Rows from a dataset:
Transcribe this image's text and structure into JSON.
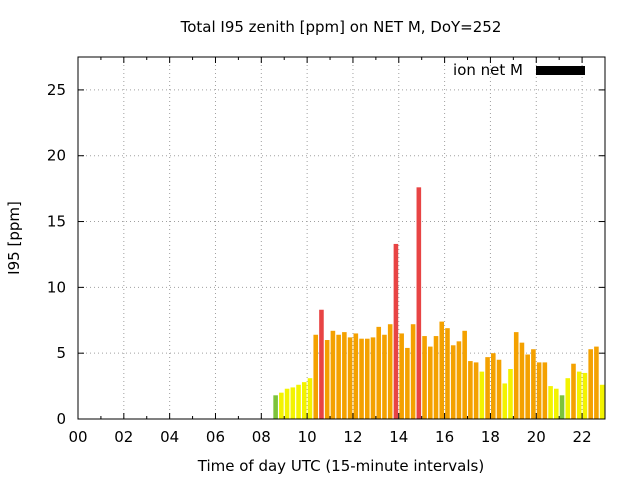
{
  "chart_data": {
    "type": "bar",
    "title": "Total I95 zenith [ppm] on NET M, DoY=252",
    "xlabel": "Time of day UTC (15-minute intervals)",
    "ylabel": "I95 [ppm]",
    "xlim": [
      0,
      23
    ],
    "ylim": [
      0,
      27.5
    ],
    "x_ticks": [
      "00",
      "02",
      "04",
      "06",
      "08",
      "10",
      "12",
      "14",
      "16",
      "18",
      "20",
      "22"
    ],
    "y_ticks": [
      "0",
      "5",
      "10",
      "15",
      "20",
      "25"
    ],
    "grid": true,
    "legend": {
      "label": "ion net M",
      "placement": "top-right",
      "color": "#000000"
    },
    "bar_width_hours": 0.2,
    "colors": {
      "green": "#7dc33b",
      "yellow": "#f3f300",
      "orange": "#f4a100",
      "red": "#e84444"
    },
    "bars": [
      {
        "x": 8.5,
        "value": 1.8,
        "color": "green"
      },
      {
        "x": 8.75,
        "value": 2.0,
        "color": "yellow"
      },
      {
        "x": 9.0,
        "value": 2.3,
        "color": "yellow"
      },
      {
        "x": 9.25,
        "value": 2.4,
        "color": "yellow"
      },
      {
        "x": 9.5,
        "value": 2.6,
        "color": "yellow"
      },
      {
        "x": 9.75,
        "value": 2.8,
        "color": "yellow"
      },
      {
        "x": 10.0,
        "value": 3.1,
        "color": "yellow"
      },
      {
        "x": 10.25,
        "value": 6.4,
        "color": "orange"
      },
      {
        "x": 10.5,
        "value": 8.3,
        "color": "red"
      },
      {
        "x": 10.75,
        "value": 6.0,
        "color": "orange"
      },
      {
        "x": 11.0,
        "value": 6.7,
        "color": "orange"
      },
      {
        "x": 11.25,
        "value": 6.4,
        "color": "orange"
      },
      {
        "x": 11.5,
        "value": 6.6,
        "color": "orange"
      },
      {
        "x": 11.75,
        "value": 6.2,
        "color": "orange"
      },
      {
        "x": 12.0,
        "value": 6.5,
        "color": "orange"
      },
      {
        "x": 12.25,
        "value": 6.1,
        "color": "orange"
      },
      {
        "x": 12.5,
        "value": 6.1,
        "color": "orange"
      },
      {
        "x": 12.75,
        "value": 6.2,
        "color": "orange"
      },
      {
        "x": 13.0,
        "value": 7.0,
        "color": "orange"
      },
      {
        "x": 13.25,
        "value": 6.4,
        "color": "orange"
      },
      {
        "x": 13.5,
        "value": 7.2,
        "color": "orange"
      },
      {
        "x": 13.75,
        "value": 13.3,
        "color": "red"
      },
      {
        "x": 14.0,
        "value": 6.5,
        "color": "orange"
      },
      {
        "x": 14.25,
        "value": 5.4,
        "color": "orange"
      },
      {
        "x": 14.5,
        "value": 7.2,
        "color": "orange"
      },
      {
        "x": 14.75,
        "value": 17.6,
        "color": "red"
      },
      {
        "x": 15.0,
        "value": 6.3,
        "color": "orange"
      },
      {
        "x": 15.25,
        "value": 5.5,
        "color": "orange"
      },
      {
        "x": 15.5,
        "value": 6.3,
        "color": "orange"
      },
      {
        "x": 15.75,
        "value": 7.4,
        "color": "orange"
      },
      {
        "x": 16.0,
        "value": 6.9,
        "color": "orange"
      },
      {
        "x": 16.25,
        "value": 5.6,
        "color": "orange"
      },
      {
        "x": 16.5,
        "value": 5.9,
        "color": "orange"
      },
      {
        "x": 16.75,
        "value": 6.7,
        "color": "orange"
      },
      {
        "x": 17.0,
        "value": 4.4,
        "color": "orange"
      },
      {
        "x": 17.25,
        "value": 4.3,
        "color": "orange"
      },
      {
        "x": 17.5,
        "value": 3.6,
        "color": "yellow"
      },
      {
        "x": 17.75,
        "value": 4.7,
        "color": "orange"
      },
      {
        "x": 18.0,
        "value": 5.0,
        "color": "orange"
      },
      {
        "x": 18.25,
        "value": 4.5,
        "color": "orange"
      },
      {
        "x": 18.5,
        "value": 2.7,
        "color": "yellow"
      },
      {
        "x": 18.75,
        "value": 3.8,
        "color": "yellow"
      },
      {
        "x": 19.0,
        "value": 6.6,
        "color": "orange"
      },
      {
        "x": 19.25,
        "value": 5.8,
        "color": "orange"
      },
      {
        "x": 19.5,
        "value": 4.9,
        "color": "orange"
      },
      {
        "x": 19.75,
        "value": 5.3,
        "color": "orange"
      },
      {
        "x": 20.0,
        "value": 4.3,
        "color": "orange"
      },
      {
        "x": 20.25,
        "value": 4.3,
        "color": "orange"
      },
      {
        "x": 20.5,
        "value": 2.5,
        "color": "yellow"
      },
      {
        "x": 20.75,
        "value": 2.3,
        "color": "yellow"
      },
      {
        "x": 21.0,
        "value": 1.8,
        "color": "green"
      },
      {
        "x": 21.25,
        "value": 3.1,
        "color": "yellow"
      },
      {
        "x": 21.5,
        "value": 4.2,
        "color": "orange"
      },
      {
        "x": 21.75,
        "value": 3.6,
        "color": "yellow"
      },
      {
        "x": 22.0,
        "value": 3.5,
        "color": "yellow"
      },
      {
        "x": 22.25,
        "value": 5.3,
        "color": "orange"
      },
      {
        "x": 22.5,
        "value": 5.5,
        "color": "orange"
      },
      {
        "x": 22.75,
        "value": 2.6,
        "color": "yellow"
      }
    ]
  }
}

Your instructions: Make an exact copy of all the material, but keep the pictures out of it.

Exercise solution:
Transcribe this image's text and structure into JSON.
{
  "chart_data": {
    "type": "bar",
    "title": "Total I95 zenith [ppm] on NET M, DoY=252",
    "xlabel": "Time of day UTC (15-minute intervals)",
    "ylabel": "I95 [ppm]",
    "xlim": [
      0,
      23
    ],
    "ylim": [
      0,
      27.5
    ],
    "x_ticks": [
      "00",
      "02",
      "04",
      "06",
      "08",
      "10",
      "12",
      "14",
      "16",
      "18",
      "20",
      "22"
    ],
    "y_ticks": [
      "0",
      "5",
      "10",
      "15",
      "20",
      "25"
    ],
    "grid": true,
    "legend": {
      "label": "ion net M",
      "placement": "top-right",
      "color": "#000000"
    },
    "bar_width_hours": 0.2,
    "colors": {
      "green": "#7dc33b",
      "yellow": "#f3f300",
      "orange": "#f4a100",
      "red": "#e84444"
    },
    "bars": [
      {
        "x": 8.5,
        "value": 1.8,
        "color": "green"
      },
      {
        "x": 8.75,
        "value": 2.0,
        "color": "yellow"
      },
      {
        "x": 9.0,
        "value": 2.3,
        "color": "yellow"
      },
      {
        "x": 9.25,
        "value": 2.4,
        "color": "yellow"
      },
      {
        "x": 9.5,
        "value": 2.6,
        "color": "yellow"
      },
      {
        "x": 9.75,
        "value": 2.8,
        "color": "yellow"
      },
      {
        "x": 10.0,
        "value": 3.1,
        "color": "yellow"
      },
      {
        "x": 10.25,
        "value": 6.4,
        "color": "orange"
      },
      {
        "x": 10.5,
        "value": 8.3,
        "color": "red"
      },
      {
        "x": 10.75,
        "value": 6.0,
        "color": "orange"
      },
      {
        "x": 11.0,
        "value": 6.7,
        "color": "orange"
      },
      {
        "x": 11.25,
        "value": 6.4,
        "color": "orange"
      },
      {
        "x": 11.5,
        "value": 6.6,
        "color": "orange"
      },
      {
        "x": 11.75,
        "value": 6.2,
        "color": "orange"
      },
      {
        "x": 12.0,
        "value": 6.5,
        "color": "orange"
      },
      {
        "x": 12.25,
        "value": 6.1,
        "color": "orange"
      },
      {
        "x": 12.5,
        "value": 6.1,
        "color": "orange"
      },
      {
        "x": 12.75,
        "value": 6.2,
        "color": "orange"
      },
      {
        "x": 13.0,
        "value": 7.0,
        "color": "orange"
      },
      {
        "x": 13.25,
        "value": 6.4,
        "color": "orange"
      },
      {
        "x": 13.5,
        "value": 7.2,
        "color": "orange"
      },
      {
        "x": 13.75,
        "value": 13.3,
        "color": "red"
      },
      {
        "x": 14.0,
        "value": 6.5,
        "color": "orange"
      },
      {
        "x": 14.25,
        "value": 5.4,
        "color": "orange"
      },
      {
        "x": 14.5,
        "value": 7.2,
        "color": "orange"
      },
      {
        "x": 14.75,
        "value": 17.6,
        "color": "red"
      },
      {
        "x": 15.0,
        "value": 6.3,
        "color": "orange"
      },
      {
        "x": 15.25,
        "value": 5.5,
        "color": "orange"
      },
      {
        "x": 15.5,
        "value": 6.3,
        "color": "orange"
      },
      {
        "x": 15.75,
        "value": 7.4,
        "color": "orange"
      },
      {
        "x": 16.0,
        "value": 6.9,
        "color": "orange"
      },
      {
        "x": 16.25,
        "value": 5.6,
        "color": "orange"
      },
      {
        "x": 16.5,
        "value": 5.9,
        "color": "orange"
      },
      {
        "x": 16.75,
        "value": 6.7,
        "color": "orange"
      },
      {
        "x": 17.0,
        "value": 4.4,
        "color": "orange"
      },
      {
        "x": 17.25,
        "value": 4.3,
        "color": "orange"
      },
      {
        "x": 17.5,
        "value": 3.6,
        "color": "yellow"
      },
      {
        "x": 17.75,
        "value": 4.7,
        "color": "orange"
      },
      {
        "x": 18.0,
        "value": 5.0,
        "color": "orange"
      },
      {
        "x": 18.25,
        "value": 4.5,
        "color": "orange"
      },
      {
        "x": 18.5,
        "value": 2.7,
        "color": "yellow"
      },
      {
        "x": 18.75,
        "value": 3.8,
        "color": "yellow"
      },
      {
        "x": 19.0,
        "value": 6.6,
        "color": "orange"
      },
      {
        "x": 19.25,
        "value": 5.8,
        "color": "orange"
      },
      {
        "x": 19.5,
        "value": 4.9,
        "color": "orange"
      },
      {
        "x": 19.75,
        "value": 5.3,
        "color": "orange"
      },
      {
        "x": 20.0,
        "value": 4.3,
        "color": "orange"
      },
      {
        "x": 20.25,
        "value": 4.3,
        "color": "orange"
      },
      {
        "x": 20.5,
        "value": 2.5,
        "color": "yellow"
      },
      {
        "x": 20.75,
        "value": 2.3,
        "color": "yellow"
      },
      {
        "x": 21.0,
        "value": 1.8,
        "color": "green"
      },
      {
        "x": 21.25,
        "value": 3.1,
        "color": "yellow"
      },
      {
        "x": 21.5,
        "value": 4.2,
        "color": "orange"
      },
      {
        "x": 21.75,
        "value": 3.6,
        "color": "yellow"
      },
      {
        "x": 22.0,
        "value": 3.5,
        "color": "yellow"
      },
      {
        "x": 22.25,
        "value": 5.3,
        "color": "orange"
      },
      {
        "x": 22.5,
        "value": 5.5,
        "color": "orange"
      },
      {
        "x": 22.75,
        "value": 2.6,
        "color": "yellow"
      }
    ]
  }
}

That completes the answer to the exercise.